▸ **WRITTEN TASK**
Lay out as a Markdown table, with columns Row and Line, everything in the records from the line containing "888, 609, 932]" down to the line containing "bullet-list bbox=[142, 158, 964, 564]", leaving out blank lines.

▸ **LISTING**
## start

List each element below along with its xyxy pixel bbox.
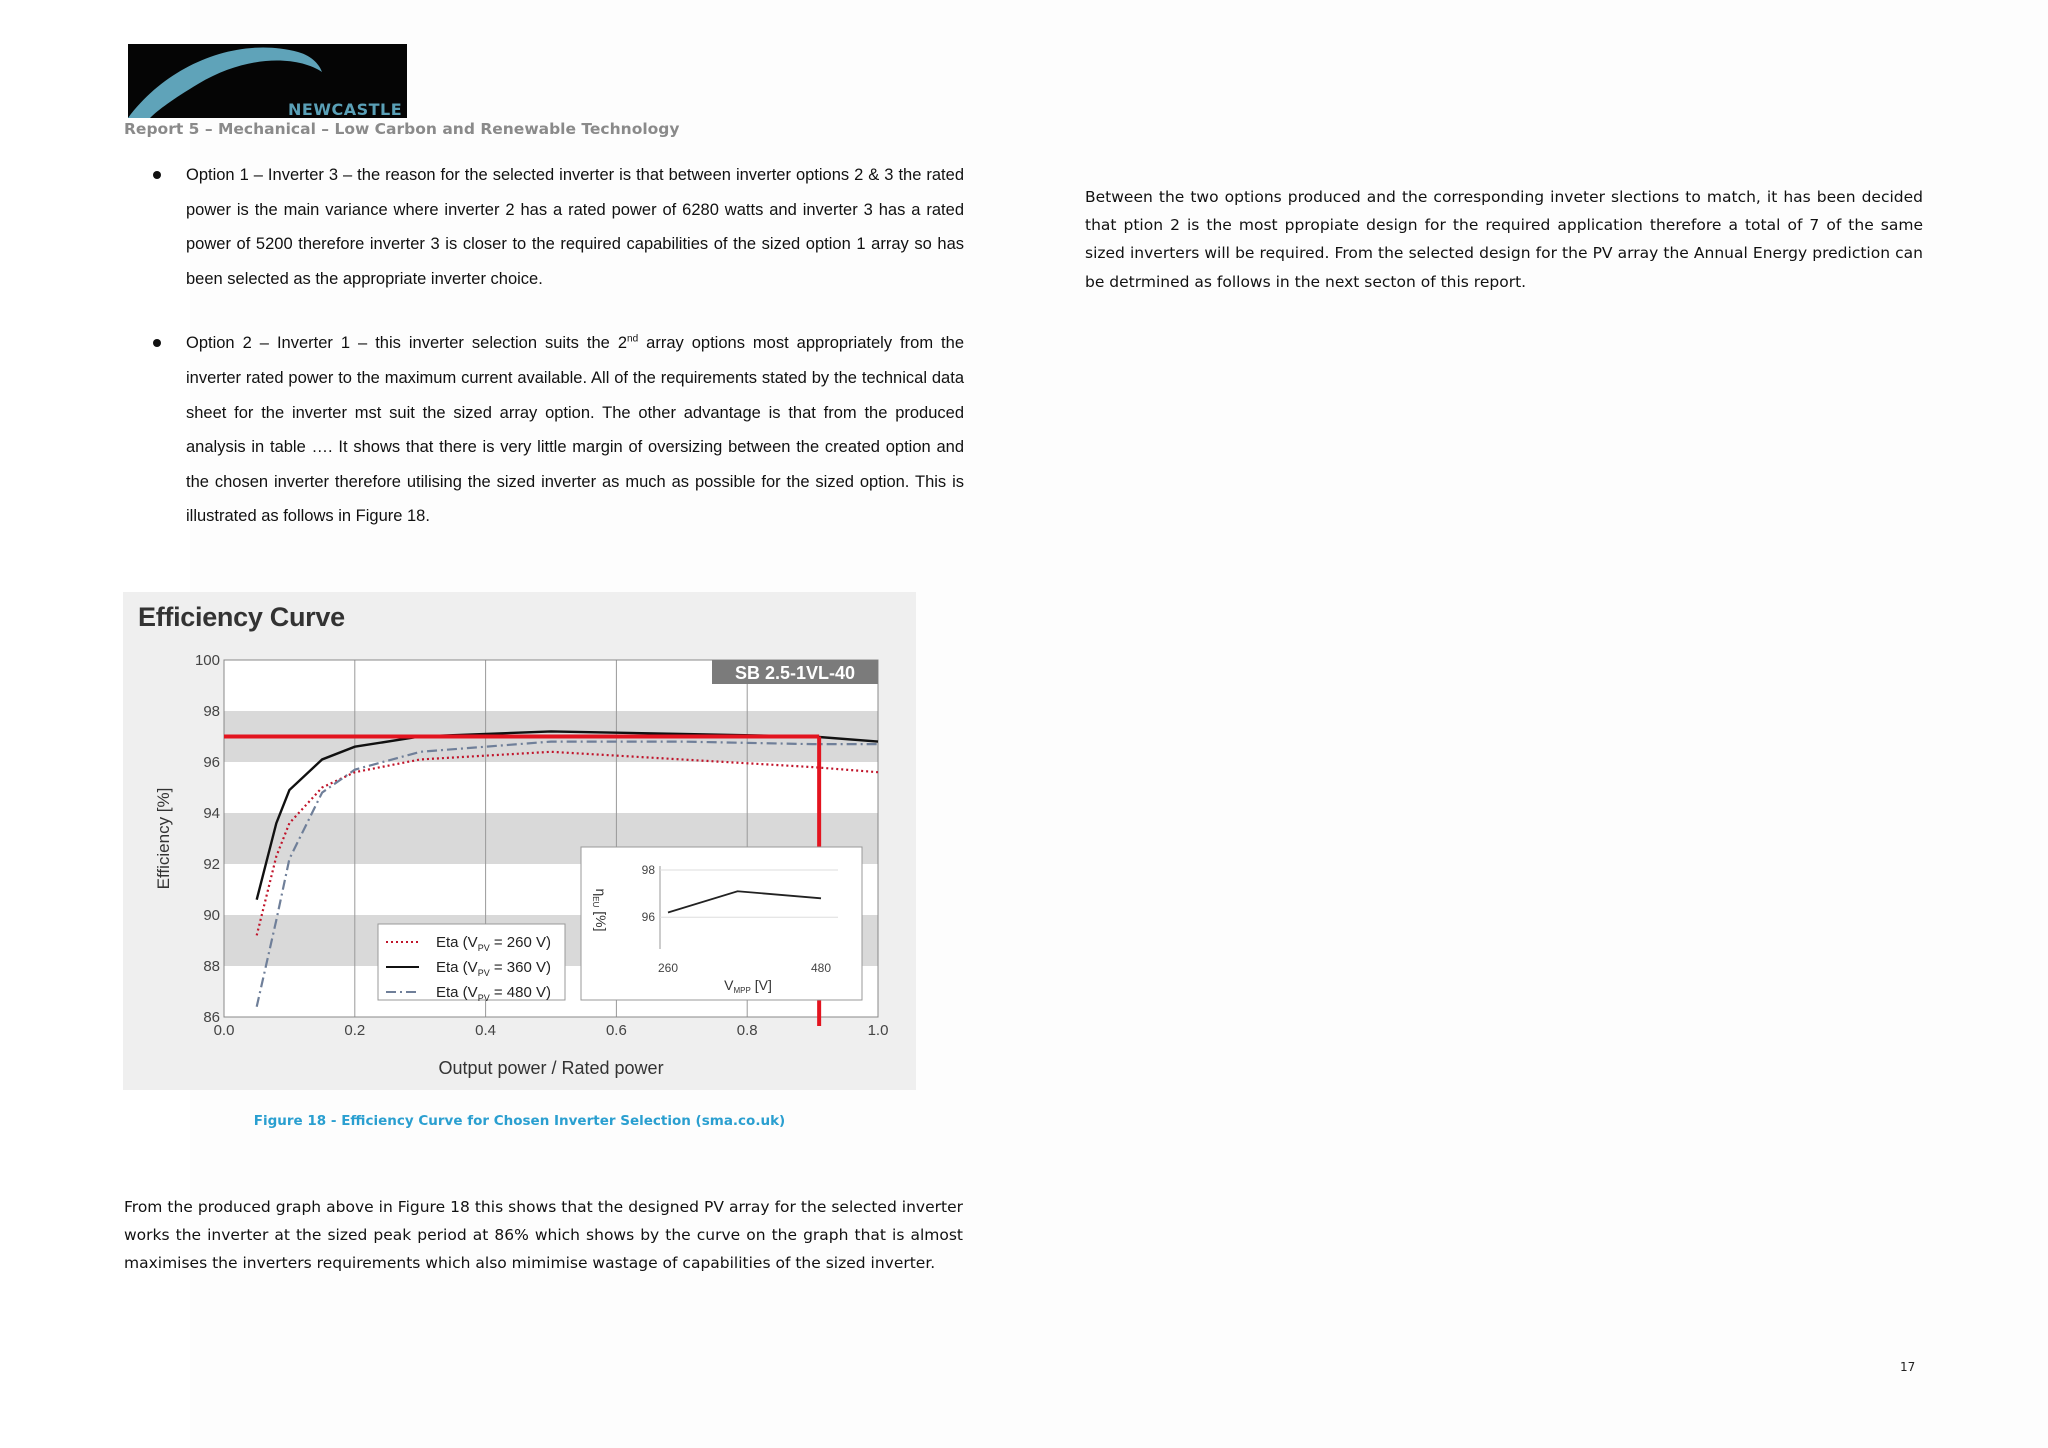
inset-y-axis-label: $\eta_{EU}$ [%] bbox=[591, 888, 609, 932]
y-tick-label: 94 bbox=[203, 805, 220, 822]
figure-caption: Figure 18 - Efficiency Curve for Chosen Inverter Selection (sma.co.uk) bbox=[253, 1113, 786, 1129]
inset-x-tick-label: 260 bbox=[657, 961, 679, 975]
analysis-paragraph: From the produced graph above in Figure 18 this shows that the designed PV array for the selected inverter works the inverter at the sized peak period at 86% which shows by the curve on the graph that is almost maximises the inverters requirements which also mimimise wastage of capabilities of the sized inverter. bbox=[124, 1198, 963, 1273]
inset-y-tick-label: 98 bbox=[641, 863, 655, 877]
newcastle-logo bbox=[128, 44, 407, 118]
x-tick-label: 0.8 bbox=[736, 1022, 758, 1039]
page-number: 17 bbox=[1900, 1360, 1916, 1374]
report-header: Report 5 – Mechanical – Low Carbon and Renewable Technology bbox=[124, 120, 680, 138]
list-item bbox=[142, 158, 964, 296]
y-tick-label: 88 bbox=[203, 958, 220, 975]
bullet-list bbox=[142, 158, 964, 564]
legend-entry: Eta ($V_{PV} = 480$ V) bbox=[436, 984, 551, 1003]
bullet-icon bbox=[153, 171, 161, 179]
inset-x-tick-label: 480 bbox=[810, 961, 832, 975]
inset-x-axis-label: $V_{MPP}$ [V] bbox=[724, 977, 772, 995]
inset-y-tick-label: 96 bbox=[641, 910, 655, 925]
x-tick-label: 0.4 bbox=[475, 1022, 497, 1039]
bullet-text: Option 1 – Inverter 3 – the reason for the selected inverter is that between inverter options 2 & 3 the rated power is the main variance where inverter 2 has a rated power of 6280 watts and inverter 3 has a rated power of 5200 therefore inverter 3 is closer to the required capabilities of the sized option 1 array so has been selected as the appropriate inverter choice. bbox=[186, 166, 964, 288]
list-item bbox=[142, 326, 964, 534]
ordinal-superscript: nd bbox=[627, 333, 639, 345]
x-tick-label: 0.0 bbox=[213, 1022, 235, 1039]
legend-entry: Eta ($V_{PV} = 260$ V) bbox=[436, 934, 551, 953]
bullet-icon bbox=[153, 339, 161, 347]
y-axis-label: Efficiency [%] bbox=[154, 787, 173, 890]
x-axis-label: Output power / Rated power bbox=[438, 1058, 664, 1078]
y-tick-label: 90 bbox=[203, 907, 220, 924]
bullet-text-start: Option 2 – Inverter 1 – this inverter selection suits the 2 bbox=[186, 334, 628, 353]
x-tick-label: 0.2 bbox=[344, 1022, 366, 1039]
y-tick-label: 86 bbox=[203, 1009, 220, 1026]
efficiency-curve-figure bbox=[123, 592, 916, 1090]
right-column-paragraph: Between the two options produced and the corresponding inveter slections to match, it has been decided that ption 2 is the most ppropiate design for the required application therefore a total of 7 of the same sized inverters will be required. From the selected design for the PV array the Annual Energy prediction can be detrmined as follows in the next secton of this report. bbox=[1085, 188, 1923, 291]
model-badge-label: SB 2.5-1VL-40 bbox=[734, 663, 856, 683]
efficiency-chart bbox=[123, 592, 916, 1090]
x-tick-label: 1.0 bbox=[867, 1022, 889, 1039]
x-tick-label: 0.6 bbox=[605, 1022, 627, 1039]
chart-title: Efficiency Curve bbox=[138, 602, 345, 632]
logo-text: NEWCASTLE bbox=[288, 100, 403, 118]
y-tick-label: 100 bbox=[194, 652, 220, 669]
y-tick-label: 96 bbox=[203, 754, 220, 771]
y-tick-label: 92 bbox=[203, 856, 220, 873]
y-tick-label: 98 bbox=[203, 703, 220, 720]
bullet-text-end: array options most appropriately from the inverter rated power to the maximum current available. All of the requirements stated by the technical data sheet for the inverter mst suit the sized array option. The other advantage is that from the produced analysis in table …. It shows that there is very little margin of oversizing between the created option and the chosen inverter therefore utilising the sized inverter as much as possible for the sized option. This is illustrated as follows in Figure 18. bbox=[186, 334, 964, 526]
legend-entry: Eta ($V_{PV} = 360$ V) bbox=[436, 959, 551, 978]
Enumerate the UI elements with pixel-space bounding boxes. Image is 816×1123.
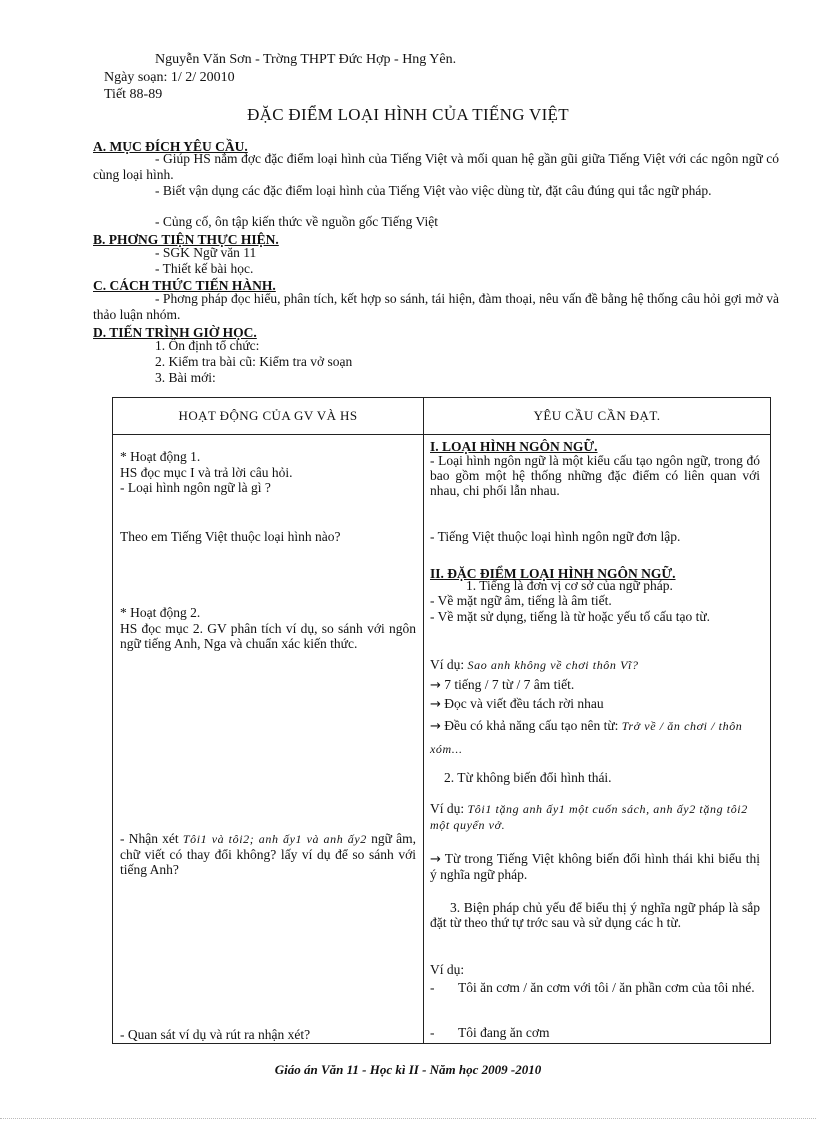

## end

▸ **FULL OUTPUT**
| Row | Line |
|---|---|
| 1 | inset-y-axis-label: $\eta_{EU}$ [%] bbox=[591, 888, 609, 932] |
| 2 | y-tick-label: 94 bbox=[203, 805, 220, 822] |
| 3 | figure-caption: Figure 18 - Efficiency Curve for Chosen Inverter Selection (sma.co.uk) bbox=[253, 1113, 786, 1129] |
| 4 | inset-x-tick-label: 260 bbox=[657, 961, 679, 975] |
| 5 | analysis-paragraph: From the produced graph above in Figure 18 this shows that the designed PV array for the selected inverter works the inverter at the sized peak period at 86% which shows by the curve on the graph that is almost maximises the inverters requirements which also mimimise wastage of capabilities of the sized inverter. bbox=[124, 1198, 963, 1273] |
| 6 | inset-y-tick-label: 98 bbox=[641, 863, 655, 877] |
| 7 | newcastle-logo bbox=[128, 44, 407, 118] |
| 8 | x-tick-label: 0.8 bbox=[736, 1022, 758, 1039] |
| 9 | page-number: 17 bbox=[1900, 1360, 1916, 1374] |
| 10 | report-header: Report 5 – Mechanical – Low Carbon and Renewable Technology bbox=[124, 120, 680, 138] |
| 11 | list-item bbox=[142, 158, 964, 296] |
| 12 | y-tick-label: 88 bbox=[203, 958, 220, 975] |
| 13 | bullet-list bbox=[142, 158, 964, 564] |